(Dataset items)
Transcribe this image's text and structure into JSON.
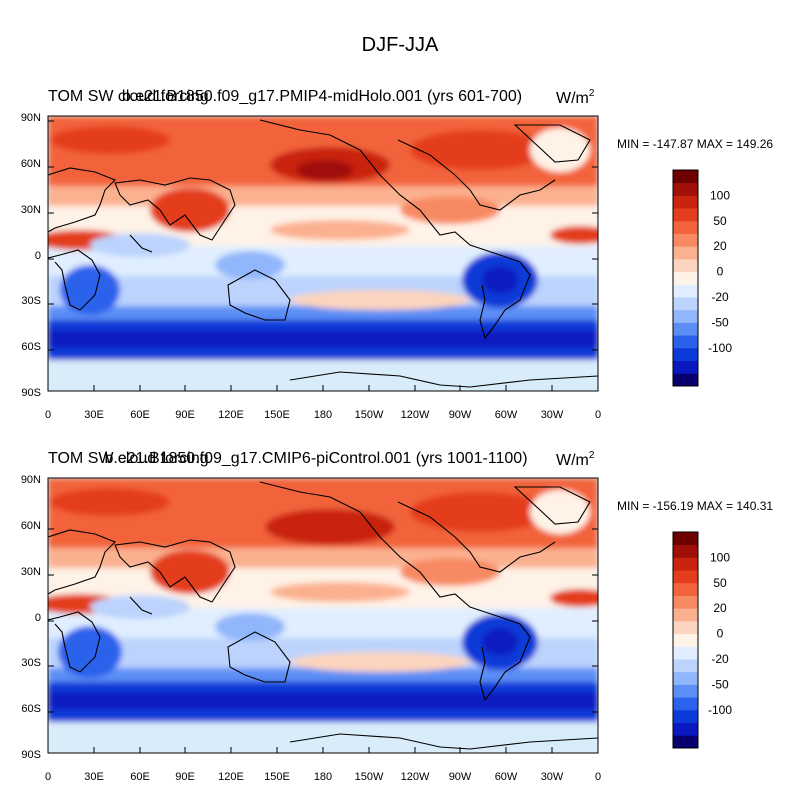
{
  "figure": {
    "title": "DJF-JJA",
    "colors": {
      "ocean_base": "#d9ecfa",
      "land_outline": "#000000"
    }
  },
  "colorbar": {
    "colors": [
      "#08006e",
      "#0a1ac0",
      "#0c3ad8",
      "#2a62ec",
      "#5c8ef5",
      "#90b6fb",
      "#bcd3fd",
      "#e0eeff",
      "#fff2e6",
      "#fdd4bd",
      "#fbb08f",
      "#f78a62",
      "#f2633b",
      "#e43d1c",
      "#c92410",
      "#a01008",
      "#6e0000"
    ],
    "labels": [
      "100",
      "50",
      "20",
      "0",
      "-20",
      "-50",
      "-100"
    ]
  },
  "panels": [
    {
      "title_left": "TOM SW cloud forcing",
      "title_center": "b.e21.B1850.f09_g17.PMIP4-midHolo.001 (yrs 601-700)",
      "units": "W/m",
      "units_sup": "2",
      "min_max": "MIN = -147.87 MAX = 149.26"
    },
    {
      "title_left": "TOM SW cloud forcing",
      "title_center": "b.e21.B1850.f09_g17.CMIP6-piControl.001 (yrs 1001-1100)",
      "units": "W/m",
      "units_sup": "2",
      "min_max": "MIN = -156.19 MAX = 140.31"
    }
  ],
  "axes": {
    "lat_labels": [
      "90N",
      "60N",
      "30N",
      "0",
      "30S",
      "60S",
      "90S"
    ],
    "lon_labels": [
      "0",
      "30E",
      "60E",
      "90E",
      "120E",
      "150E",
      "180",
      "150W",
      "120W",
      "90W",
      "60W",
      "30W",
      "0"
    ]
  }
}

» Task directions
From the material above, reproduce everything verbatim except the pictures.

» Task response
Transcribe this image's text and structure into JSON.
{
  "figure": {
    "title": "DJF-JJA",
    "colors": {
      "ocean_base": "#d9ecfa",
      "land_outline": "#000000"
    }
  },
  "colorbar": {
    "colors": [
      "#08006e",
      "#0a1ac0",
      "#0c3ad8",
      "#2a62ec",
      "#5c8ef5",
      "#90b6fb",
      "#bcd3fd",
      "#e0eeff",
      "#fff2e6",
      "#fdd4bd",
      "#fbb08f",
      "#f78a62",
      "#f2633b",
      "#e43d1c",
      "#c92410",
      "#a01008",
      "#6e0000"
    ],
    "labels": [
      "100",
      "50",
      "20",
      "0",
      "-20",
      "-50",
      "-100"
    ]
  },
  "panels": [
    {
      "title_left": "TOM SW cloud forcing",
      "title_center": "b.e21.B1850.f09_g17.PMIP4-midHolo.001 (yrs 601-700)",
      "units": "W/m",
      "units_sup": "2",
      "min_max": "MIN = -147.87 MAX = 149.26"
    },
    {
      "title_left": "TOM SW cloud forcing",
      "title_center": "b.e21.B1850.f09_g17.CMIP6-piControl.001 (yrs 1001-1100)",
      "units": "W/m",
      "units_sup": "2",
      "min_max": "MIN = -156.19 MAX = 140.31"
    }
  ],
  "axes": {
    "lat_labels": [
      "90N",
      "60N",
      "30N",
      "0",
      "30S",
      "60S",
      "90S"
    ],
    "lon_labels": [
      "0",
      "30E",
      "60E",
      "90E",
      "120E",
      "150E",
      "180",
      "150W",
      "120W",
      "90W",
      "60W",
      "30W",
      "0"
    ]
  }
}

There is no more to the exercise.